◆ Document extract

/---

Irving B. Harris (August 4, 1910 – September 25, 2004) was an American businessman and philanthropist. With his brother Neison, he co-founded the Toni Home Permanent Company, which was sold to the Gillette Safety Razor Co. in January 1948 for $12.6 million.  The original Toni manufacturing facility was located in a former schoolhouse near Forest Lake, Minnesota.

Early life 

Born and raised in Saint Paul, Minnesota, Harris did much of his charitable work in Chicago, Illinois, but he also donated substantially to the arts in Aspen, Colorado. Harris contributed most of his money to programs for children and the arts such as the Joan W. and Irving B. Harris Theater for Music and Dance. He attended Yale University and graduated Phi Beta Kappa in 1931.

Philanthropy 
In 1986, Harris gave a donation that established The Irving B. Harris Graduate School of Public Policy Studies at The University of Chicago. Mr. Harris gave the lead gift in 1954 to create public television station WTTW in Chicago - he later served as the station's Chairman of the Board.

\---

◆ Stored data
/---

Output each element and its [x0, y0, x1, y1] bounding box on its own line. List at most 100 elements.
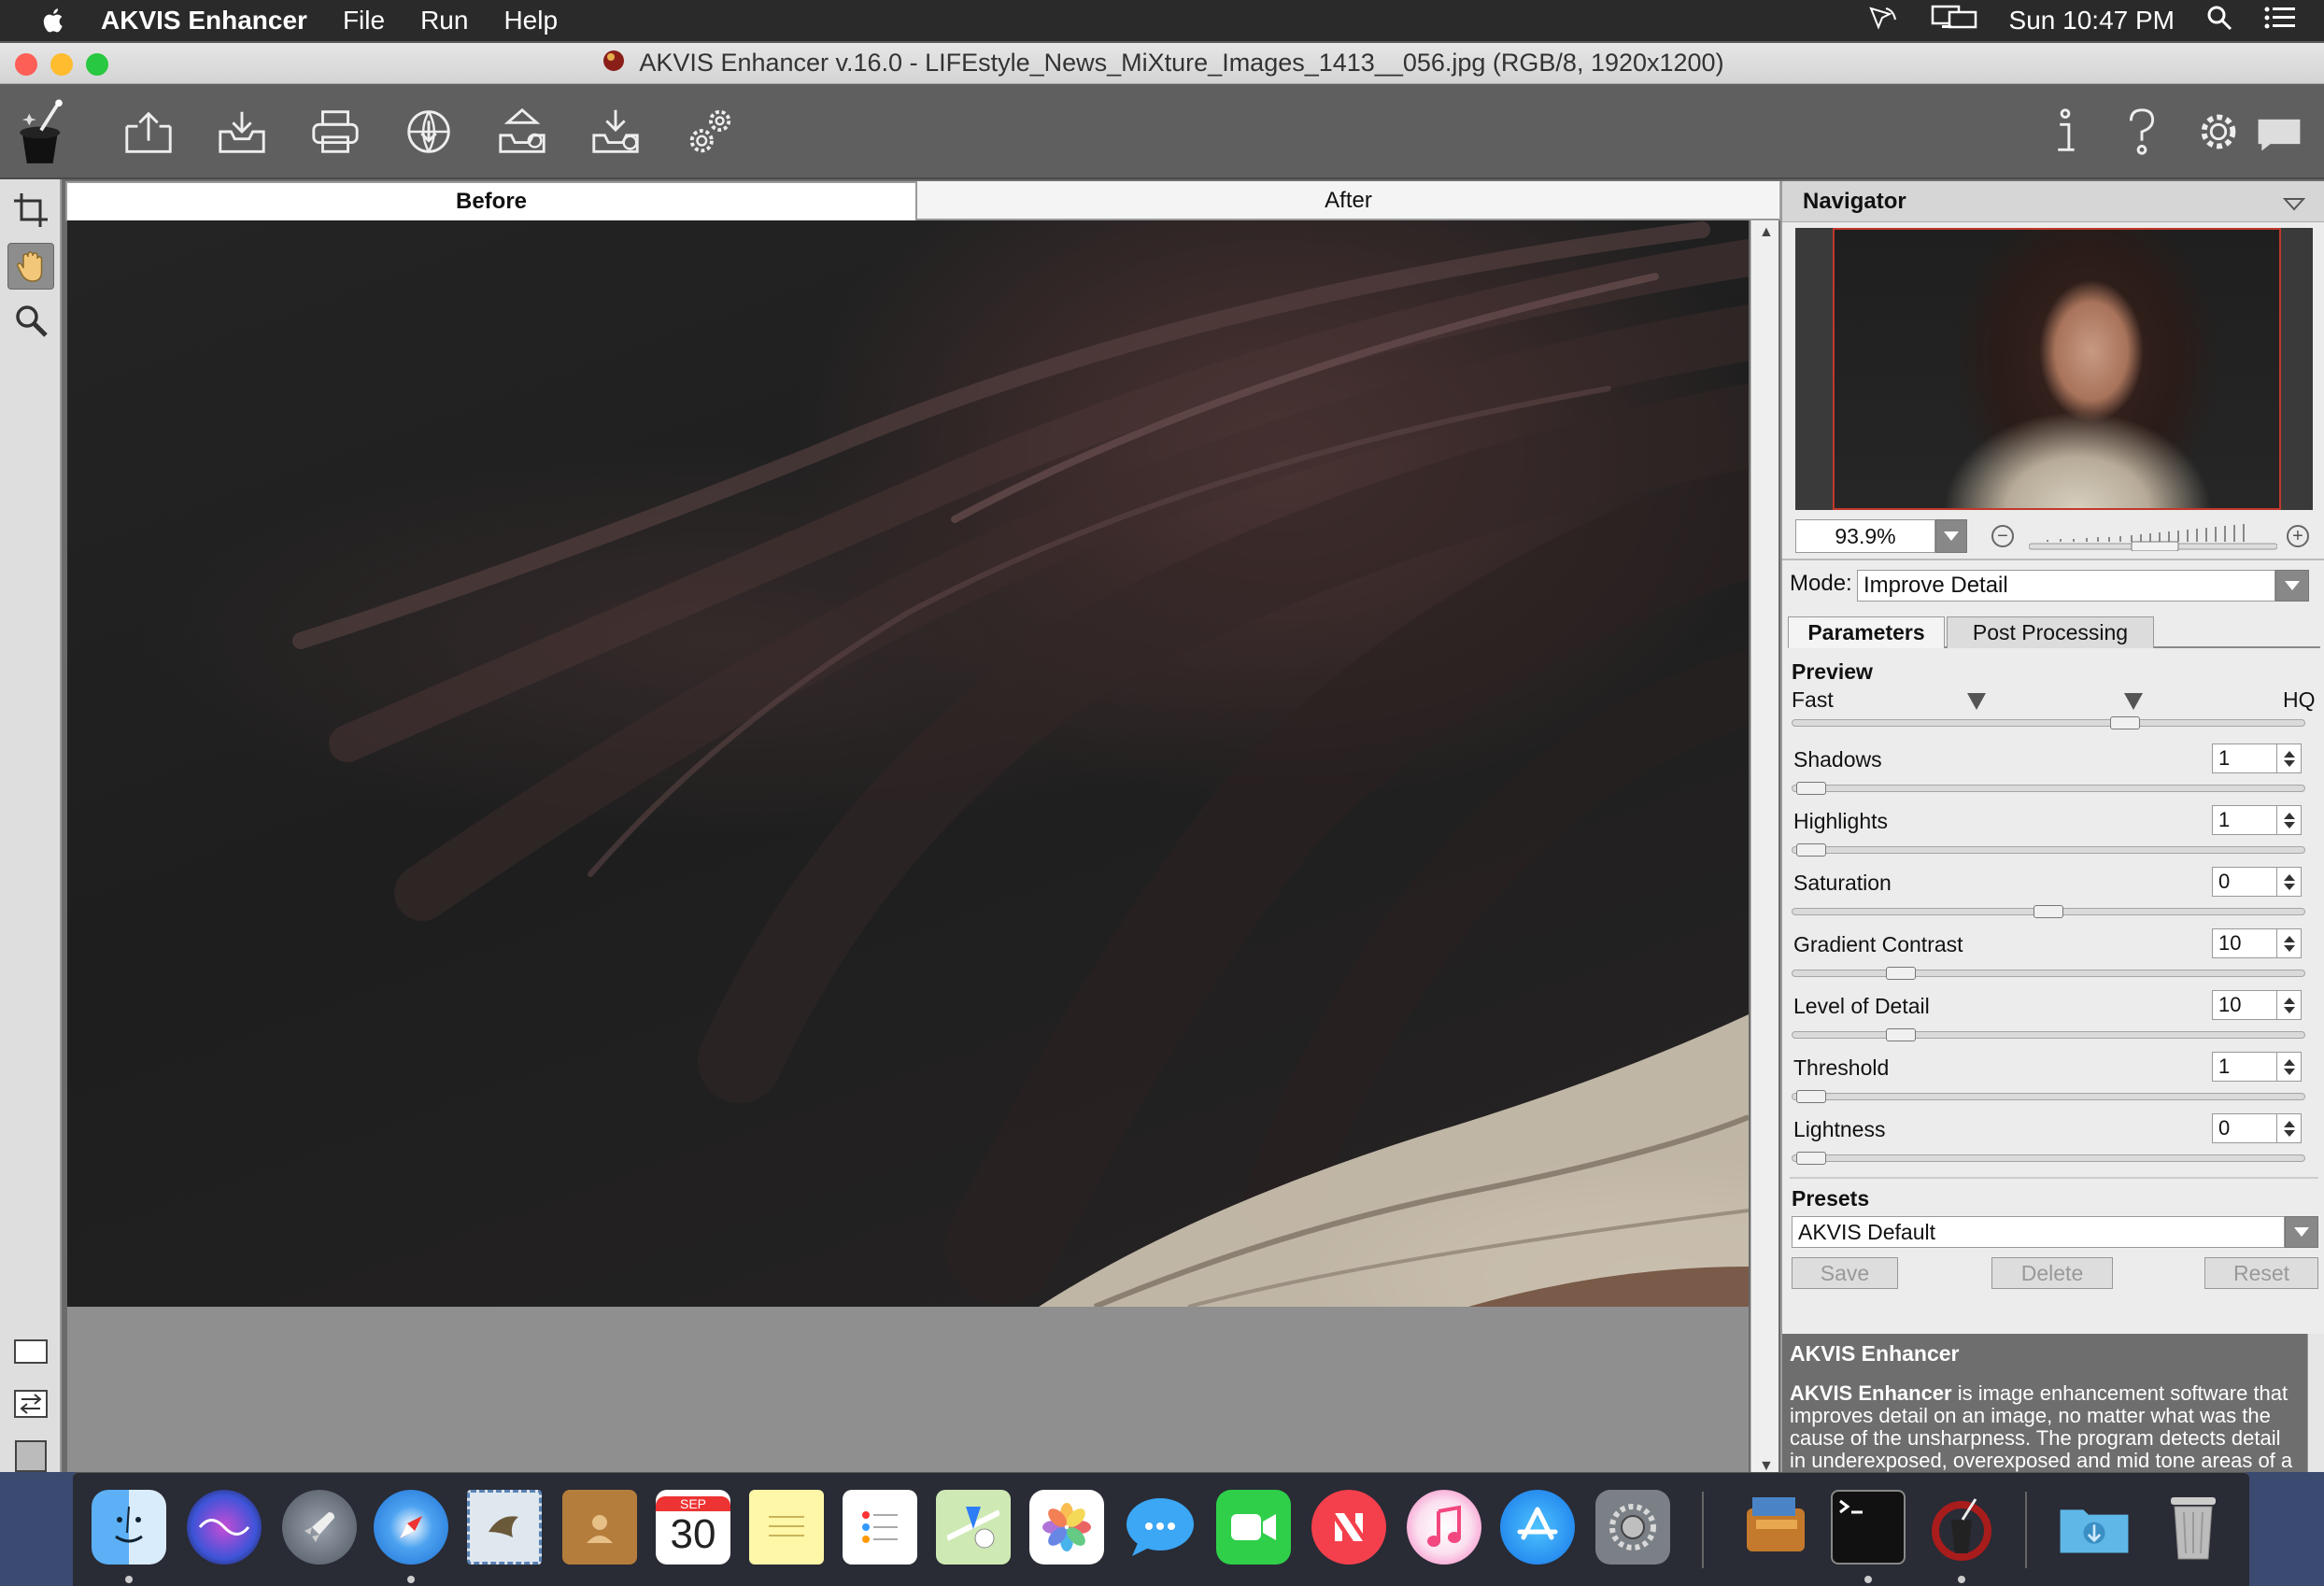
spotlight-icon[interactable]: [2206, 5, 2232, 37]
books-icon[interactable]: [1739, 1490, 1814, 1565]
slider-handle[interactable]: [1796, 843, 1826, 857]
scroll-up-icon[interactable]: ▲: [1759, 224, 1774, 241]
swap-view-icon[interactable]: [7, 1381, 54, 1427]
vertical-scrollbar[interactable]: ▲ ▼: [1750, 220, 1778, 1479]
trash-icon[interactable]: [2156, 1490, 2231, 1565]
calendar-icon[interactable]: SEP 30: [656, 1490, 730, 1565]
akvis-logo-icon[interactable]: [4, 93, 78, 172]
zoom-in-icon[interactable]: +: [2287, 525, 2309, 547]
photos-icon[interactable]: [1029, 1490, 1104, 1565]
menubar-app-name[interactable]: AKVIS Enhancer: [101, 6, 307, 35]
param-highlights-field[interactable]: 1: [2212, 805, 2277, 835]
param-threshold-field[interactable]: 1: [2212, 1052, 2277, 1082]
slider-handle[interactable]: [2034, 905, 2063, 918]
save-preset-button[interactable]: Save: [1792, 1257, 1898, 1289]
slider-handle[interactable]: [1886, 1028, 1916, 1041]
param-threshold-stepper[interactable]: [2277, 1052, 2302, 1082]
param-lightness-stepper[interactable]: [2277, 1113, 2302, 1143]
clock[interactable]: Sun 10:47 PM: [2009, 6, 2175, 35]
tab-parameters[interactable]: Parameters: [1788, 616, 1945, 648]
open-icon[interactable]: [118, 101, 179, 163]
crop-tool-icon[interactable]: [7, 187, 54, 234]
slider-handle[interactable]: [1886, 967, 1916, 980]
info-icon[interactable]: [2034, 101, 2096, 163]
facetime-icon[interactable]: [1216, 1490, 1291, 1565]
collapse-icon[interactable]: [2282, 192, 2306, 219]
preferences-icon[interactable]: [2188, 101, 2249, 163]
param-lightness-field[interactable]: 0: [2212, 1113, 2277, 1143]
news-icon[interactable]: [1311, 1490, 1386, 1565]
param-shadows-stepper[interactable]: [2277, 743, 2302, 773]
mode-select[interactable]: Improve Detail: [1857, 570, 2275, 602]
notification-icon[interactable]: [2253, 101, 2305, 163]
slider-handle[interactable]: [2110, 716, 2140, 729]
finder-icon[interactable]: [92, 1490, 166, 1565]
batch-icon[interactable]: [491, 101, 553, 163]
slider-handle[interactable]: [1796, 782, 1826, 795]
cast-icon[interactable]: [1868, 5, 1899, 37]
param-saturation-field[interactable]: 0: [2212, 867, 2277, 897]
param-lightness-slider[interactable]: [1792, 1152, 2305, 1165]
slider-handle[interactable]: [1796, 1152, 1826, 1165]
param-level-of-detail-slider[interactable]: [1792, 1028, 2305, 1041]
mode-dropdown-button[interactable]: [2275, 570, 2309, 602]
zoom-out-icon[interactable]: −: [1991, 525, 2014, 547]
maps-icon[interactable]: [936, 1490, 1011, 1565]
zoom-window-button[interactable]: [86, 53, 108, 76]
akvis-enhancer-dock-icon[interactable]: [1924, 1490, 1999, 1565]
apple-icon[interactable]: [35, 2, 73, 39]
param-gradient-contrast-field[interactable]: 10: [2212, 928, 2277, 958]
messages-icon[interactable]: [1123, 1490, 1197, 1565]
print-icon[interactable]: [305, 101, 366, 163]
menu-file[interactable]: File: [343, 6, 385, 35]
single-view-icon[interactable]: [7, 1328, 54, 1375]
menu-help[interactable]: Help: [503, 6, 558, 35]
contacts-icon[interactable]: [562, 1490, 637, 1565]
param-highlights-slider[interactable]: [1792, 843, 2305, 857]
delete-preset-button[interactable]: Delete: [1991, 1257, 2113, 1289]
siri-icon[interactable]: [187, 1490, 262, 1565]
param-level-of-detail-field[interactable]: 10: [2212, 990, 2277, 1020]
share-icon[interactable]: [398, 101, 460, 163]
preview-quality-slider[interactable]: [1792, 716, 2305, 729]
zoom-tool-icon[interactable]: [7, 297, 54, 344]
music-icon[interactable]: [1407, 1490, 1481, 1565]
terminal-icon[interactable]: [1831, 1490, 1906, 1565]
minimize-window-button[interactable]: [50, 53, 73, 76]
param-shadows-field[interactable]: 1: [2212, 743, 2277, 773]
reset-preset-button[interactable]: Reset: [2204, 1257, 2318, 1289]
presets-dropdown-button[interactable]: [2285, 1216, 2318, 1248]
param-saturation-slider[interactable]: [1792, 905, 2305, 918]
info-scrollbar[interactable]: [2307, 1334, 2324, 1472]
safari-icon[interactable]: [374, 1490, 448, 1565]
hand-tool-icon[interactable]: [7, 243, 54, 290]
menu-run[interactable]: Run: [420, 6, 468, 35]
close-window-button[interactable]: [15, 53, 37, 76]
navigator-preview[interactable]: [1795, 228, 2313, 510]
zoom-field[interactable]: 93.9%: [1795, 519, 1935, 553]
navigator-header[interactable]: Navigator: [1782, 181, 2324, 222]
param-shadows-slider[interactable]: [1792, 782, 2305, 795]
notes-icon[interactable]: [749, 1490, 824, 1565]
param-highlights-stepper[interactable]: [2277, 805, 2302, 835]
tab-before[interactable]: Before: [65, 181, 917, 220]
param-threshold-slider[interactable]: [1792, 1090, 2305, 1103]
param-saturation-stepper[interactable]: [2277, 867, 2302, 897]
slider-handle[interactable]: [1796, 1090, 1826, 1103]
mail-icon[interactable]: [467, 1490, 542, 1565]
system-preferences-icon[interactable]: [1595, 1490, 1670, 1565]
param-gradient-contrast-stepper[interactable]: [2277, 928, 2302, 958]
tab-after[interactable]: After: [917, 181, 1780, 220]
reminders-icon[interactable]: [843, 1490, 917, 1565]
plugin-icon[interactable]: [585, 101, 646, 163]
zoom-dropdown-button[interactable]: [1935, 519, 1967, 553]
zoom-slider[interactable]: [2029, 523, 2277, 551]
help-icon[interactable]: [2111, 101, 2173, 163]
save-icon[interactable]: [211, 101, 273, 163]
launchpad-icon[interactable]: [282, 1490, 357, 1565]
notification-center-icon[interactable]: [2264, 6, 2296, 36]
image-canvas[interactable]: [67, 220, 1749, 1307]
app-store-icon[interactable]: [1500, 1490, 1575, 1565]
param-level-of-detail-stepper[interactable]: [2277, 990, 2302, 1020]
param-gradient-contrast-slider[interactable]: [1792, 967, 2305, 980]
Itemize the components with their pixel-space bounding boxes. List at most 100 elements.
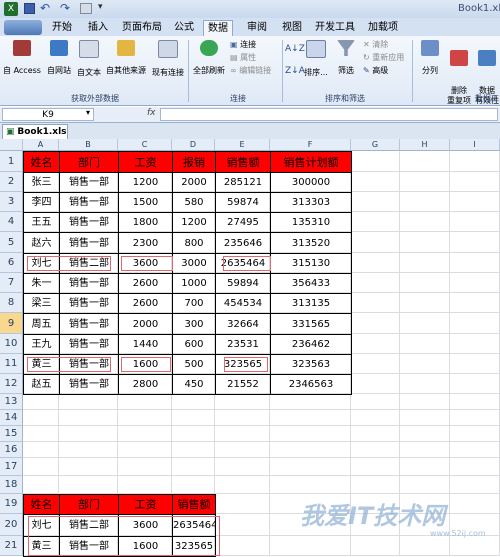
table1-cell[interactable]: 2600	[118, 273, 173, 294]
table1-cell[interactable]: 27495	[215, 212, 271, 233]
table1-cell[interactable]: 285121	[215, 172, 271, 193]
table1-cell[interactable]: 1500	[118, 192, 173, 213]
row-header-9[interactable]: 9	[0, 313, 23, 334]
redo-icon[interactable]: ↷	[60, 1, 70, 15]
column-header-d[interactable]: D	[172, 139, 215, 151]
table1-cell[interactable]: 313303	[270, 192, 352, 213]
row-header-19[interactable]: 19	[0, 494, 23, 514]
column-header-f[interactable]: F	[270, 139, 351, 151]
table1-cell[interactable]: 236462	[270, 334, 352, 355]
table1-cell[interactable]: 销售一部	[59, 192, 119, 213]
table1-cell[interactable]: 销售一部	[59, 212, 119, 233]
table1-cell[interactable]: 1200	[118, 172, 173, 193]
table1-cell[interactable]: 454534	[215, 293, 271, 314]
table1-cell[interactable]: 800	[172, 232, 216, 254]
qat-dropdown-icon[interactable]: ▾	[98, 2, 103, 12]
tab-view[interactable]: 视图	[278, 20, 306, 36]
excel-logo-icon[interactable]: X	[4, 2, 18, 16]
table1-cell[interactable]: 323563	[270, 354, 352, 375]
table1-cell[interactable]: 张三	[23, 172, 60, 193]
worksheet-grid[interactable]: A B C D E F G H I 1 2 3 4 5 6 7 8 9 10 11 12 13 14 15 16 17 18 19 20…	[0, 139, 500, 557]
table1-cell[interactable]: 500	[172, 354, 216, 375]
tab-addins[interactable]: 加载项	[364, 20, 402, 36]
row-header-2[interactable]: 2	[0, 172, 23, 192]
from-access-button[interactable]: 自 Access	[2, 40, 42, 76]
table1-cell[interactable]: 2800	[118, 374, 173, 395]
table1-cell[interactable]: 销售一部	[59, 232, 119, 254]
table1-cell[interactable]: 销售一部	[59, 293, 119, 314]
table1-cell[interactable]: 313520	[270, 232, 352, 254]
table1-cell[interactable]: 32664	[215, 313, 271, 335]
table1-cell[interactable]: 59874	[215, 192, 271, 213]
row-header-12[interactable]: 12	[0, 374, 23, 394]
table1-cell[interactable]: 2000	[118, 313, 173, 335]
table1-cell[interactable]: 331565	[270, 313, 352, 335]
row-header-14[interactable]: 14	[0, 410, 23, 426]
row-header-16[interactable]: 16	[0, 442, 23, 458]
table1-cell[interactable]: 1000	[172, 273, 216, 294]
fx-icon[interactable]: fx	[147, 108, 156, 118]
filter-button[interactable]: 筛选	[333, 40, 359, 76]
table1-cell[interactable]: 王九	[23, 334, 60, 355]
row-header-11[interactable]: 11	[0, 354, 23, 374]
column-header-b[interactable]: B	[59, 139, 118, 151]
column-header-i[interactable]: I	[450, 139, 500, 151]
table1-cell[interactable]: 梁三	[23, 293, 60, 314]
tab-review[interactable]: 审阅	[243, 20, 271, 36]
table1-cell[interactable]: 2300	[118, 232, 173, 254]
table1-cell[interactable]: 1200	[172, 212, 216, 233]
table1-header-cell[interactable]: 报销	[172, 151, 216, 173]
table1-header-cell[interactable]: 部门	[59, 151, 119, 173]
row-header-4[interactable]: 4	[0, 212, 23, 232]
row-header-15[interactable]: 15	[0, 426, 23, 442]
row-header-3[interactable]: 3	[0, 192, 23, 212]
table1-cell[interactable]: 135310	[270, 212, 352, 233]
table1-cell[interactable]: 赵六	[23, 232, 60, 254]
save-icon[interactable]	[24, 3, 35, 14]
table1-header-cell[interactable]: 销售计划额	[270, 151, 352, 173]
row-header-6[interactable]: 6	[0, 253, 23, 273]
row-header-18[interactable]: 18	[0, 476, 23, 494]
row-header-21[interactable]: 21	[0, 536, 23, 556]
name-box[interactable]: K9	[2, 108, 94, 121]
table1-header-cell[interactable]: 销售额	[215, 151, 271, 173]
advanced-filter-button[interactable]: ✎ 高级	[363, 66, 388, 76]
table1-cell[interactable]: 300	[172, 313, 216, 335]
print-preview-icon[interactable]	[80, 3, 92, 14]
row-header-17[interactable]: 17	[0, 458, 23, 476]
row-header-1[interactable]: 1	[0, 151, 23, 172]
row-header-8[interactable]: 8	[0, 293, 23, 313]
table1-cell[interactable]: 销售一部	[59, 374, 119, 395]
table1-cell[interactable]: 450	[172, 374, 216, 395]
table1-cell[interactable]: 235646	[215, 232, 271, 254]
office-button[interactable]	[4, 20, 42, 35]
name-box-dropdown-icon[interactable]: ▾	[86, 108, 90, 117]
table1-cell[interactable]: 销售一部	[59, 313, 119, 335]
table1-cell[interactable]: 2000	[172, 172, 216, 193]
table1-cell[interactable]: 销售一部	[59, 334, 119, 355]
row-header-20[interactable]: 20	[0, 514, 23, 536]
column-header-e[interactable]: E	[215, 139, 270, 151]
table2-header-cell[interactable]: 姓名	[23, 494, 60, 515]
table1-cell[interactable]: 21552	[215, 374, 271, 395]
from-web-button[interactable]: 自网站	[44, 40, 74, 76]
row-header-5[interactable]: 5	[0, 232, 23, 253]
table1-cell[interactable]: 周五	[23, 313, 60, 335]
tab-data[interactable]: 数据	[203, 20, 233, 37]
table1-cell[interactable]: 销售一部	[59, 273, 119, 294]
table1-cell[interactable]: 580	[172, 192, 216, 213]
from-text-button[interactable]: 自文本	[74, 40, 104, 78]
table1-cell[interactable]: 2600	[118, 293, 173, 314]
table1-cell[interactable]: 313135	[270, 293, 352, 314]
table1-cell[interactable]: 1440	[118, 334, 173, 355]
tab-page-layout[interactable]: 页面布局	[118, 20, 166, 36]
tab-formulas[interactable]: 公式	[170, 20, 198, 36]
table1-cell[interactable]: 300000	[270, 172, 352, 193]
column-header-a[interactable]: A	[23, 139, 59, 151]
tab-insert[interactable]: 插入	[84, 20, 112, 36]
table1-cell[interactable]: 23531	[215, 334, 271, 355]
tab-home[interactable]: 开始	[48, 20, 76, 36]
select-all-corner[interactable]	[0, 139, 23, 151]
table2-header-cell[interactable]: 销售额	[172, 494, 216, 515]
data-validation-button[interactable]: 数据 有效性	[474, 40, 500, 116]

\---

◆ Aim
Can you repeat the Irving B. Harris biography word for word, from "Born and raised" up to and including "Kappa in 1931."? Nothing in the listing is needed here.

◆ Exercise output
Born and raised in Saint Paul, Minnesota, Harris did much of his charitable work in Chicago, Illinois, but he also donated substantially to the arts in Aspen, Colorado. Harris contributed most of his money to programs for children and the arts such as the Joan W. and Irving B. Harris Theater for Music and Dance. He attended Yale University and graduated Phi Beta Kappa in 1931.